**EXERCISE INSTRUCTIONS**
Reproduce every line of the records below verbatim, leaving out the pictures.

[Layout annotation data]

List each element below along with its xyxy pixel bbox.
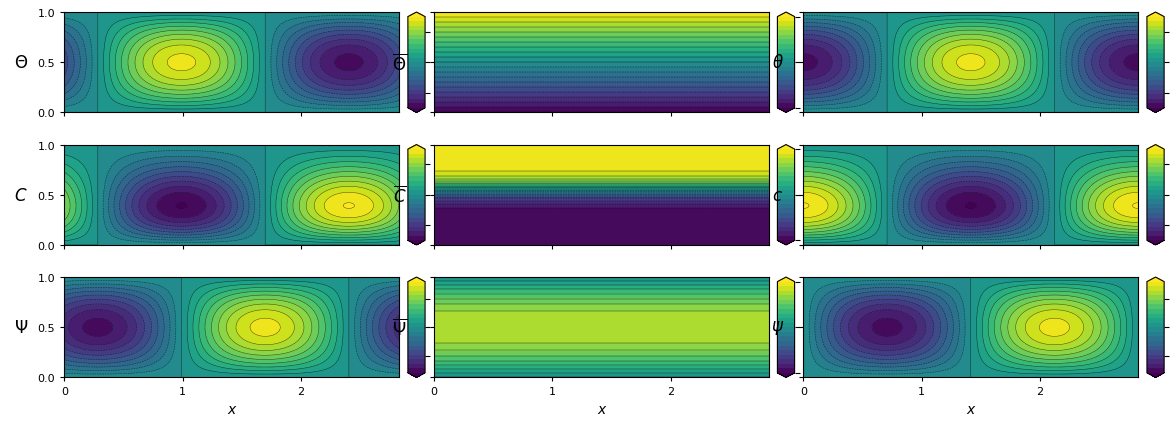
PathPatch shape	[1147, 277, 1164, 282]
PathPatch shape	[408, 373, 425, 378]
PathPatch shape	[1147, 373, 1164, 378]
Y-axis label: $\overline{\Theta}$: $\overline{\Theta}$	[392, 53, 407, 73]
PathPatch shape	[408, 277, 425, 282]
PathPatch shape	[408, 13, 425, 17]
PathPatch shape	[777, 145, 794, 150]
X-axis label: x: x	[228, 402, 236, 416]
Y-axis label: $\theta$: $\theta$	[772, 54, 784, 72]
PathPatch shape	[1147, 241, 1164, 245]
PathPatch shape	[777, 277, 794, 282]
PathPatch shape	[408, 145, 425, 150]
PathPatch shape	[408, 108, 425, 113]
X-axis label: x: x	[966, 402, 975, 416]
PathPatch shape	[777, 241, 794, 245]
PathPatch shape	[777, 108, 794, 113]
Y-axis label: $\overline{C}$: $\overline{C}$	[393, 185, 407, 206]
Y-axis label: $\overline{\Psi}$: $\overline{\Psi}$	[392, 317, 407, 338]
Y-axis label: $C$: $C$	[14, 186, 28, 204]
Y-axis label: $\Psi$: $\Psi$	[14, 319, 28, 336]
X-axis label: x: x	[597, 402, 605, 416]
Y-axis label: $\psi$: $\psi$	[771, 319, 784, 336]
Y-axis label: $c$: $c$	[772, 186, 783, 204]
PathPatch shape	[1147, 145, 1164, 150]
PathPatch shape	[777, 373, 794, 378]
PathPatch shape	[777, 13, 794, 17]
PathPatch shape	[1147, 13, 1164, 17]
PathPatch shape	[408, 241, 425, 245]
Y-axis label: $\Theta$: $\Theta$	[14, 54, 28, 72]
PathPatch shape	[1147, 108, 1164, 113]
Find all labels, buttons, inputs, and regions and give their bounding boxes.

**EXPECTED ANSWER**
List each element below along with its xyxy pixel bbox.
PathPatch shape	[1147, 277, 1164, 282]
PathPatch shape	[408, 373, 425, 378]
PathPatch shape	[1147, 373, 1164, 378]
Y-axis label: $\overline{\Theta}$: $\overline{\Theta}$	[392, 53, 407, 73]
PathPatch shape	[408, 277, 425, 282]
PathPatch shape	[408, 13, 425, 17]
PathPatch shape	[777, 145, 794, 150]
X-axis label: x: x	[228, 402, 236, 416]
Y-axis label: $\theta$: $\theta$	[772, 54, 784, 72]
PathPatch shape	[1147, 241, 1164, 245]
PathPatch shape	[777, 277, 794, 282]
PathPatch shape	[408, 145, 425, 150]
PathPatch shape	[408, 108, 425, 113]
X-axis label: x: x	[966, 402, 975, 416]
PathPatch shape	[777, 241, 794, 245]
PathPatch shape	[777, 108, 794, 113]
Y-axis label: $\overline{C}$: $\overline{C}$	[393, 185, 407, 206]
Y-axis label: $\overline{\Psi}$: $\overline{\Psi}$	[392, 317, 407, 338]
Y-axis label: $C$: $C$	[14, 186, 28, 204]
Y-axis label: $\Psi$: $\Psi$	[14, 319, 28, 336]
X-axis label: x: x	[597, 402, 605, 416]
Y-axis label: $\psi$: $\psi$	[771, 319, 784, 336]
Y-axis label: $c$: $c$	[772, 186, 783, 204]
PathPatch shape	[1147, 145, 1164, 150]
PathPatch shape	[777, 373, 794, 378]
PathPatch shape	[777, 13, 794, 17]
PathPatch shape	[1147, 13, 1164, 17]
PathPatch shape	[408, 241, 425, 245]
Y-axis label: $\Theta$: $\Theta$	[14, 54, 28, 72]
PathPatch shape	[1147, 108, 1164, 113]
Find all labels, buttons, inputs, and regions and give their bounding boxes.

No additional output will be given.